[Given records]
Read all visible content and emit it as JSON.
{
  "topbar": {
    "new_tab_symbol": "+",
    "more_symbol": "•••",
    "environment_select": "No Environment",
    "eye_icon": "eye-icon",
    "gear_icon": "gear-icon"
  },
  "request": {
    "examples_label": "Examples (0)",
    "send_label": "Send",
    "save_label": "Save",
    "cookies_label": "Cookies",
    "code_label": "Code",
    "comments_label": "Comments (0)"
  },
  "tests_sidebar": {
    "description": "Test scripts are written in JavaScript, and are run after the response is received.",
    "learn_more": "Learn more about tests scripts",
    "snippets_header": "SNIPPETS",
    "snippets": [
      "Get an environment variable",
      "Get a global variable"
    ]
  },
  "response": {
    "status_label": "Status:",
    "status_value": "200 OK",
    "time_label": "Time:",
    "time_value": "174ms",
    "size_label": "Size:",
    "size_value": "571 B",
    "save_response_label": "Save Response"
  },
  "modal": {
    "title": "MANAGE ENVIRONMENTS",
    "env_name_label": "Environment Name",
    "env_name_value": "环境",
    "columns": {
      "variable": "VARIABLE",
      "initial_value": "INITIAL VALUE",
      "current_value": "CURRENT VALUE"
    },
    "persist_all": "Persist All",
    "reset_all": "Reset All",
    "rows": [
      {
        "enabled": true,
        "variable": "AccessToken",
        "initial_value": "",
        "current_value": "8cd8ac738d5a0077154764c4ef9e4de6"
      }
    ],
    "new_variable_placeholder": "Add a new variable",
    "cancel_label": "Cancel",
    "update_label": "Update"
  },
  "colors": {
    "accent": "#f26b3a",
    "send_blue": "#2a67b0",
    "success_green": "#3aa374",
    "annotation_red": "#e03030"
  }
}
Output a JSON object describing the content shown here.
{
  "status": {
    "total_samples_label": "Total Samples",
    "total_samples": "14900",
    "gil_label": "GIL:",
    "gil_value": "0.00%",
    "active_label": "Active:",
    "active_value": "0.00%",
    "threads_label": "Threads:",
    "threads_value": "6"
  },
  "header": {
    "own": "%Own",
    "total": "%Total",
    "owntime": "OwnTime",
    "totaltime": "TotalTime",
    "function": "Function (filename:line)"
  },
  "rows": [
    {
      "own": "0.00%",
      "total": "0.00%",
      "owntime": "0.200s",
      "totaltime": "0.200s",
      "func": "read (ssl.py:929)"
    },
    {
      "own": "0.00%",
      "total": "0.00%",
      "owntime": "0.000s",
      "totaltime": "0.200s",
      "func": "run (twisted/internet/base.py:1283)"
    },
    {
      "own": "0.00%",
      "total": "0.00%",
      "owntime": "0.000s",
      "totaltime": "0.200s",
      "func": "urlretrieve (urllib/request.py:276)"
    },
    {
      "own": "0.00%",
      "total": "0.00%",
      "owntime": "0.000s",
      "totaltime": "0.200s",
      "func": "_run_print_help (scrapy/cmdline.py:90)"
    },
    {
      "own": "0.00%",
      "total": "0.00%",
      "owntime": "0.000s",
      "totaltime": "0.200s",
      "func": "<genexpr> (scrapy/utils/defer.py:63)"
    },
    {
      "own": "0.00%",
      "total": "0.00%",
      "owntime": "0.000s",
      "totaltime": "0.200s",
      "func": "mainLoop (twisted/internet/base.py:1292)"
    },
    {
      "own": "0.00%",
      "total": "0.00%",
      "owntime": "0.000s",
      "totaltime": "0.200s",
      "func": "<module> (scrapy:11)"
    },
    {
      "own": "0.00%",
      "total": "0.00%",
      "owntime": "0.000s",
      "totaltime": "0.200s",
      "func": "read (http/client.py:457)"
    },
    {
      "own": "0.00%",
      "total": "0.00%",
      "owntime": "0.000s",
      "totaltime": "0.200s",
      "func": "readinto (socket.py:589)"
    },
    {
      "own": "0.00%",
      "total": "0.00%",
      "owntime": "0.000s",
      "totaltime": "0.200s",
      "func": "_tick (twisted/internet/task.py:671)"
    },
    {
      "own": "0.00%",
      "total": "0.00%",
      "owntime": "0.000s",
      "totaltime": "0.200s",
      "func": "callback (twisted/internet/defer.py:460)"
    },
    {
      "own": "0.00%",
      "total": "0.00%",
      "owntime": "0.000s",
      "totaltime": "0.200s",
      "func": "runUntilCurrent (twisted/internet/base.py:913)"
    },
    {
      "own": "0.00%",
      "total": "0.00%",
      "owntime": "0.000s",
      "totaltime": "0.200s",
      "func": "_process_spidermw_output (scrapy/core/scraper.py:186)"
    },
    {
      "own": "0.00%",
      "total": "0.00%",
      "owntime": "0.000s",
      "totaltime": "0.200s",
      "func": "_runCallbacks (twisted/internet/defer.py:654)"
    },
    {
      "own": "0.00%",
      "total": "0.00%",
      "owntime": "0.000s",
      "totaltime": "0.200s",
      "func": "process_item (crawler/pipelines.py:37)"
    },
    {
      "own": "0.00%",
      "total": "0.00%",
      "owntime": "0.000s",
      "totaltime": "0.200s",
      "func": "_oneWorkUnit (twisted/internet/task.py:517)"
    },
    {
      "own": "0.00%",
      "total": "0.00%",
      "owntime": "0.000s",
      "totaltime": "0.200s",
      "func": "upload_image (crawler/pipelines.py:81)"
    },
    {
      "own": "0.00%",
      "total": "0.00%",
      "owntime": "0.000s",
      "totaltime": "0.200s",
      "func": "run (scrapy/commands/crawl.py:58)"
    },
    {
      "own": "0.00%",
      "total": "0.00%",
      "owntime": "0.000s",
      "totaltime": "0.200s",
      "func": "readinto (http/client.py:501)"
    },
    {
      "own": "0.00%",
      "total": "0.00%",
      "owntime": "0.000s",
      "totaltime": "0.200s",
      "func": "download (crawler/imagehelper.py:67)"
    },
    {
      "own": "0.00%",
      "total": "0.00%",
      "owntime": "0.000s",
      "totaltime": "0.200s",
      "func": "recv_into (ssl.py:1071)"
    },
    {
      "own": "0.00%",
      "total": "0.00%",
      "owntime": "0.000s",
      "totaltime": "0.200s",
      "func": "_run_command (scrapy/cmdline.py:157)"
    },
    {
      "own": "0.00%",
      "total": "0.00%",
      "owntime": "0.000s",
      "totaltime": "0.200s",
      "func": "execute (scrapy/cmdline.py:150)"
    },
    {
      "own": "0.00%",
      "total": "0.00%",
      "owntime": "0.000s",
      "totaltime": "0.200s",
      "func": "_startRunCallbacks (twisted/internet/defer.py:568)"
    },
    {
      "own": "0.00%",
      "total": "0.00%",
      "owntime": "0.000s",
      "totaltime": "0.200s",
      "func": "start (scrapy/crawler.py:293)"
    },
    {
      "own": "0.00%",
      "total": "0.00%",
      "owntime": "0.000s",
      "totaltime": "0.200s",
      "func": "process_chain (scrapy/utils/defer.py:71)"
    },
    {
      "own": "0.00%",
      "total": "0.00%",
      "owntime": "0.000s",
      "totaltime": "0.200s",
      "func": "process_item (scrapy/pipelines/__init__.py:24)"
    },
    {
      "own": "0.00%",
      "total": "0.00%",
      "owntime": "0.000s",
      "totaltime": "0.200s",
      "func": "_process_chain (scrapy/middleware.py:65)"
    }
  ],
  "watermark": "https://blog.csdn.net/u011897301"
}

[Short problem]
Write out every line from the entries where "scrapy" appears.

[Task answer]
      "func": "_run_print_help (scrapy/cmdline.py:90)"
      "func": "<genexpr> (scrapy/utils/defer.py:63)"
      "func": "<module> (scrapy:11)"
      "func": "_process_spidermw_output (scrapy/core/scraper.py:186)"
      "func": "run (scrapy/commands/crawl.py:58)"
      "func": "_run_command (scrapy/cmdline.py:157)"
      "func": "execute (scrapy/cmdline.py:150)"
      "func": "start (scrapy/crawler.py:293)"
      "func": "process_chain (scrapy/utils/defer.py:71)"
      "func": "process_item (scrapy/pipelines/__init__.py:24)"
      "func": "_process_chain (scrapy/middleware.py:65)"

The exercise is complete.